* What this task involves *
Pick out every line holding the string "their" and copy it.

* Task input *

- - - - -

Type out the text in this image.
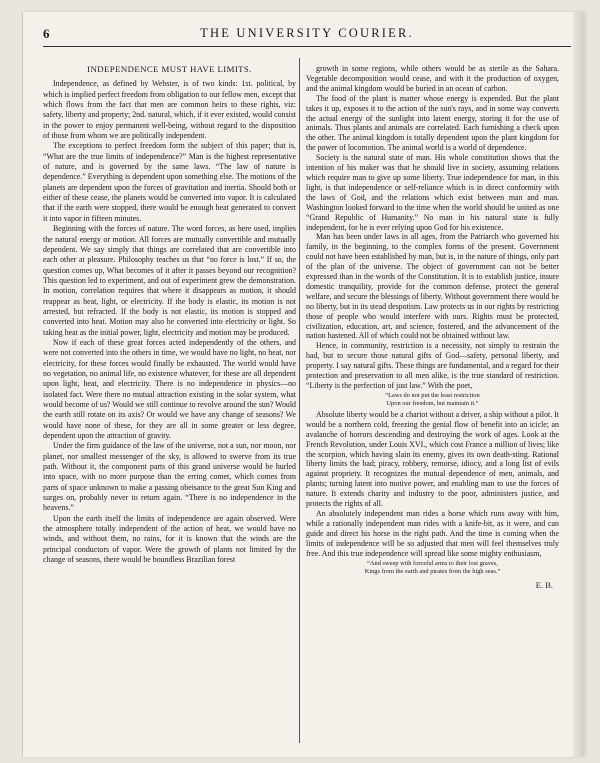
6	THE UNIVERSITY COURIER.
INDEPENDENCE MUST HAVE LIMITS.

Independence, as defined by Webster, is of two kinds: 1st. political, by which is implied perfect freedom from obligation to our fellow men, except that which flows from the fact that men are common heirs to these rights, viz: safety, liberty and property; 2nd. natural, which, if it ever existed, would consist in the power to enjoy permanent well-being, without regard to the disposition of those from whom we are politically independent.

The exceptions to perfect freedom form the subject of this paper; that is, “What are the true limits of independence?” Man is the highest representative of nature, and is governed by the same laws. “The law of nature is dependence.” Everything is dependent upon something else. The motions of the planets are dependent upon the forces of gravitation and inertia. Should both or either of these cease, the planets would be converted into vapor. It is calculated that if the earth were stopped, there would be enough heat generated to convert it into vapor in fifteen minutes.

Beginning with the forces of nature. The word forces, as here used, implies the natural energy or motion. All forces are mutually convertible and mutually dependent. We say simply that things are correlated that are convertible into each other at pleasure. Philosophy teaches us that “no force is lost.” If so, the question comes up, What becomes of it after it passes beyond our recognition? This question led to experiment, and out of experiment grew the demonstration. In motion, correlation requires that where it disappears as motion, it should reappear as heat, light, or electricity. If the body is elastic, its motion is not arrested, but refracted. If the body is not elastic, its motion is stopped and converted into heat. Motion may also be converted into electricity or light. So taking heat as the initial power, light, electricity and motion may be produced.

Now if each of these great forces acted independently of the others, and were not converted into the others in time, we would have no light, no heat, nor electricity, for these forces would finally be exhausted. The world would have no vegetation, no animal life, no existence whatever, for these are all dependent upon light, heat, and electricity. There is no independence in physics—no isolated fact. Were there no mutual attraction existing in the solar system, what would become of us? Would we still continue to revolve around the sun? Would the earth still rotate on its axis? Or would we have any change of seasons? We would have none of these, for they are all in some greater or less degree, dependent upon the attraction of gravity.

Under the firm guidance of the law of the universe, not a sun, nor moon, nor planet, nor smallest messenger of the sky, is allowed to swerve from its true path. Without it, the component parts of this grand universe would be hurled into space, with no more purpose than the erring comet, which comes from parts of space unknown to make a passing obeisance to the great Sun King and surges on, probably never to return again. “There is no independence in the heavens.”

Upon the earth itself the limits of independence are again observed. Were the atmosphere totally independent of the action of heat, we would have no winds, and without them, no rains, for it is known that the winds are the principal conductors of vapor. Were the growth of plants not limited by the change of seasons, there would be boundless Brazilian forest

growth in some regions, while others would be as sterile as the Sahara. Vegetable decomposition would cease, and with it the production of oxygen, and the animal kingdom would be buried in an ocean of carbon.

The food of the plant is matter whose energy is expended. But the plant takes it up, exposes it to the action of the sun's rays, and in some way converts the actual energy of the sunlight into latent energy, storing it for the use of animals. Thus plants and animals are correlated. Each furnishing a check upon the other. The animal kingdom is totally dependent upon the plant kingdom for the power of locomotion. The animal world is a world of dependence.

Society is the natural state of man. His whole constitution shows that the intention of his maker was that he should live in society, assuming relations which require man to give up some liberty. True independence for man, in this light, is that independence or self-reliance which is in direct conformity with the laws of God, and the relations which exist between man and man. Washington looked forward to the time when the world should be united as one “Grand Republic of Humanity.” No man in his natural state is fully independent, for he is ever relying upon God for his existence.

Man has been under laws in all ages, from the Patriarch who governed his family, in the beginning, to the complex forms of the present. Government could not have been established by man, but is, in the nature of things, only part of the plan of the universe. The object of government can not be better expressed than in the words of the Constitution. It is to establish justice, insure domestic tranquility, provide for the common defense, protect the general welfare, and secure the blessings of liberty. Without government there would be no liberty, but in its stead despotism. Law protects us in our rights by restricting those of people who would interfere with ours. Rights must be protected, civilization, education, art, and science, fostered, and the advancement of the nation hastened. All of which could not be obtained without law.

Hence, in community, restriction is a necessity, not simply to restrain the bad, but to secure those natural gifts of God—safety, personal liberty, and property. I say natural gifts. These things are fundamental, and a regard for their protection and preservation to all men alike, is the true standard of restriction. “Liberty is the perfection of just law.” With the poet,

“Laws do not put the least restriction

Upon our freedom, but maintain it.”

Absolute liberty would be a chariot without a driver, a ship without a pilot. It would be a northern cold, freezing the genial flow of benefit into an icicle; an avalanche of horrors descending and destroying the work of ages. Look at the French Revolution, under Louis XVI., which cost France a million of lives; like the scorpion, which having slain its enemy, gives its own death-sting. Rational liberty limits the bad; piracy, robbery, remorse, idiocy, and a long list of evils against propriety. It recognizes the mutual dependence of men, animals, and plants; turning latent into motive power, and enabling man to use the forces of nature. It extends charity and industry to the poor, administers justice, and protects the rights of all.

An absolutely independent man rides a horse which runs away with him, while a rationally independent man rides with a knife-bit, as it were, and can guide and direct his horse in the right path. And the time is coming when the limits of independence will be so adjusted that men will feel themselves truly free. And this true independence will spread like some mighty enthusiasm,

“And sweep with forceful arms to their lost graves,

Kings from the earth and pirates from the high seas.”

E. B.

- - - - -

* Written response *
Hence, in community, restriction is a necessity, not simply to restrain the bad, but to secure those natural gifts of God—safety, personal liberty, and property. I say natural gifts. These things are fundamental, and a regard for their protection and preservation to all men alike, is the true standard of restriction. “Liberty is the perfection of just law.” With the poet,
“And sweep with forceful arms to their lost graves,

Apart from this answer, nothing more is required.